What follows are records. Restate all of them word for word.

[Material for this exercise start]

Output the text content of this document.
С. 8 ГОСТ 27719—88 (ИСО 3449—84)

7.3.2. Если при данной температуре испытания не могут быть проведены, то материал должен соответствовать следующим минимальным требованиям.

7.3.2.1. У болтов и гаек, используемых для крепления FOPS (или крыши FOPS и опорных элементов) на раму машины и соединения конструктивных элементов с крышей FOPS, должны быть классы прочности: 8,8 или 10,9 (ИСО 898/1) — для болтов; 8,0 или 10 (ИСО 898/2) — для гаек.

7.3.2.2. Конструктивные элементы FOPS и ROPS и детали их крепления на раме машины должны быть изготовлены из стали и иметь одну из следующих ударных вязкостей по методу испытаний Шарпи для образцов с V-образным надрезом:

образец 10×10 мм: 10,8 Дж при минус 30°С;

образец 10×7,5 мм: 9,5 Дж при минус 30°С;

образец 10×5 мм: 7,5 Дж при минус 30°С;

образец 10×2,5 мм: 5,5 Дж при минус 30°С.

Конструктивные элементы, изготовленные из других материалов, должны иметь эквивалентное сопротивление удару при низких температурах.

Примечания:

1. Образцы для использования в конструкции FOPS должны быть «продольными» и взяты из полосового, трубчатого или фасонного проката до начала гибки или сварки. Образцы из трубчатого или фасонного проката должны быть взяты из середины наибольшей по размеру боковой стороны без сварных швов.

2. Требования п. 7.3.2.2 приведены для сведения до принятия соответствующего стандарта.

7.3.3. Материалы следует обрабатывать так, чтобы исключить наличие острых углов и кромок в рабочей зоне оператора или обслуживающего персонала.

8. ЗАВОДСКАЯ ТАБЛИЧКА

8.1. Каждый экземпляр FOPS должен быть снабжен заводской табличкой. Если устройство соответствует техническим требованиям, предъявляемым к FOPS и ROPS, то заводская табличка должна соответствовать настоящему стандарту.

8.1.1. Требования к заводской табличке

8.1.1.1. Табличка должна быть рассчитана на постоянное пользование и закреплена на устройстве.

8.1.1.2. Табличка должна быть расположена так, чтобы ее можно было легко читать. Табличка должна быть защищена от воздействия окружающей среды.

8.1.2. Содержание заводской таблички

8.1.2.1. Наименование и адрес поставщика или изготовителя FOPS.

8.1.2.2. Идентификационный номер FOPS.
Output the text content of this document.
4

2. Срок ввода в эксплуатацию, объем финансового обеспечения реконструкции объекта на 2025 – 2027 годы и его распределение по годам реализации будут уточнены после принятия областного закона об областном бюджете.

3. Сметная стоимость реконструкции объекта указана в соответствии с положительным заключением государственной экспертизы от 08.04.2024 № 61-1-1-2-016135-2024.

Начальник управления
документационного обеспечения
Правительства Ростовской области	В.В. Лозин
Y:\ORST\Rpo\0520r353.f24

[Material for this exercise end]

Output of the exercise ->
Output the text content of this document.
С. 8 ГОСТ 27719—88 (ИСО 3449—84)

7.3.2. Если при данной температуре испытания не могут быть проведены, то материал должен соответствовать следующим минимальным требованиям.

7.3.2.1. У болтов и гаек, используемых для крепления FOPS (или крыши FOPS и опорных элементов) на раму машины и соединения конструктивных элементов с крышей FOPS, должны быть классы прочности: 8,8 или 10,9 (ИСО 898/1) — для болтов; 8,0 или 10 (ИСО 898/2) — для гаек.

7.3.2.2. Конструктивные элементы FOPS и ROPS и детали их крепления на раме машины должны быть изготовлены из стали и иметь одну из следующих ударных вязкостей по методу испытаний Шарпи для образцов с V-образным надрезом:

образец 10×10 мм: 10,8 Дж при минус 30°С;

образец 10×7,5 мм: 9,5 Дж при минус 30°С;

образец 10×5 мм: 7,5 Дж при минус 30°С;

образец 10×2,5 мм: 5,5 Дж при минус 30°С.

Конструктивные элементы, изготовленные из других материалов, должны иметь эквивалентное сопротивление удару при низких температурах.

Примечания:

1. Образцы для использования в конструкции FOPS должны быть «продольными» и взяты из полосового, трубчатого или фасонного проката до начала гибки или сварки. Образцы из трубчатого или фасонного проката должны быть взяты из середины наибольшей по размеру боковой стороны без сварных швов.

2. Требования п. 7.3.2.2 приведены для сведения до принятия соответствующего стандарта.

7.3.3. Материалы следует обрабатывать так, чтобы исключить наличие острых углов и кромок в рабочей зоне оператора или обслуживающего персонала.

8. ЗАВОДСКАЯ ТАБЛИЧКА

8.1. Каждый экземпляр FOPS должен быть снабжен заводской табличкой. Если устройство соответствует техническим требованиям, предъявляемым к FOPS и ROPS, то заводская табличка должна соответствовать настоящему стандарту.

8.1.1. Требования к заводской табличке

8.1.1.1. Табличка должна быть рассчитана на постоянное пользование и закреплена на устройстве.

8.1.1.2. Табличка должна быть расположена так, чтобы ее можно было легко читать. Табличка должна быть защищена от воздействия окружающей среды.

8.1.2. Содержание заводской таблички

8.1.2.1. Наименование и адрес поставщика или изготовителя FOPS.

8.1.2.2. Идентификационный номер FOPS.
Output the text content of this document.
4

2. Срок ввода в эксплуатацию, объем финансового обеспечения реконструкции объекта на 2025 – 2027 годы и его распределение по годам реализации будут уточнены после принятия областного закона об областном бюджете.

3. Сметная стоимость реконструкции объекта указана в соответствии с положительным заключением государственной экспертизы от 08.04.2024 № 61-1-1-2-016135-2024.

Начальник управления
документационного обеспечения
Правительства Ростовской области	В.В. Лозин
Y:\ORST\Rpo\0520r353.f24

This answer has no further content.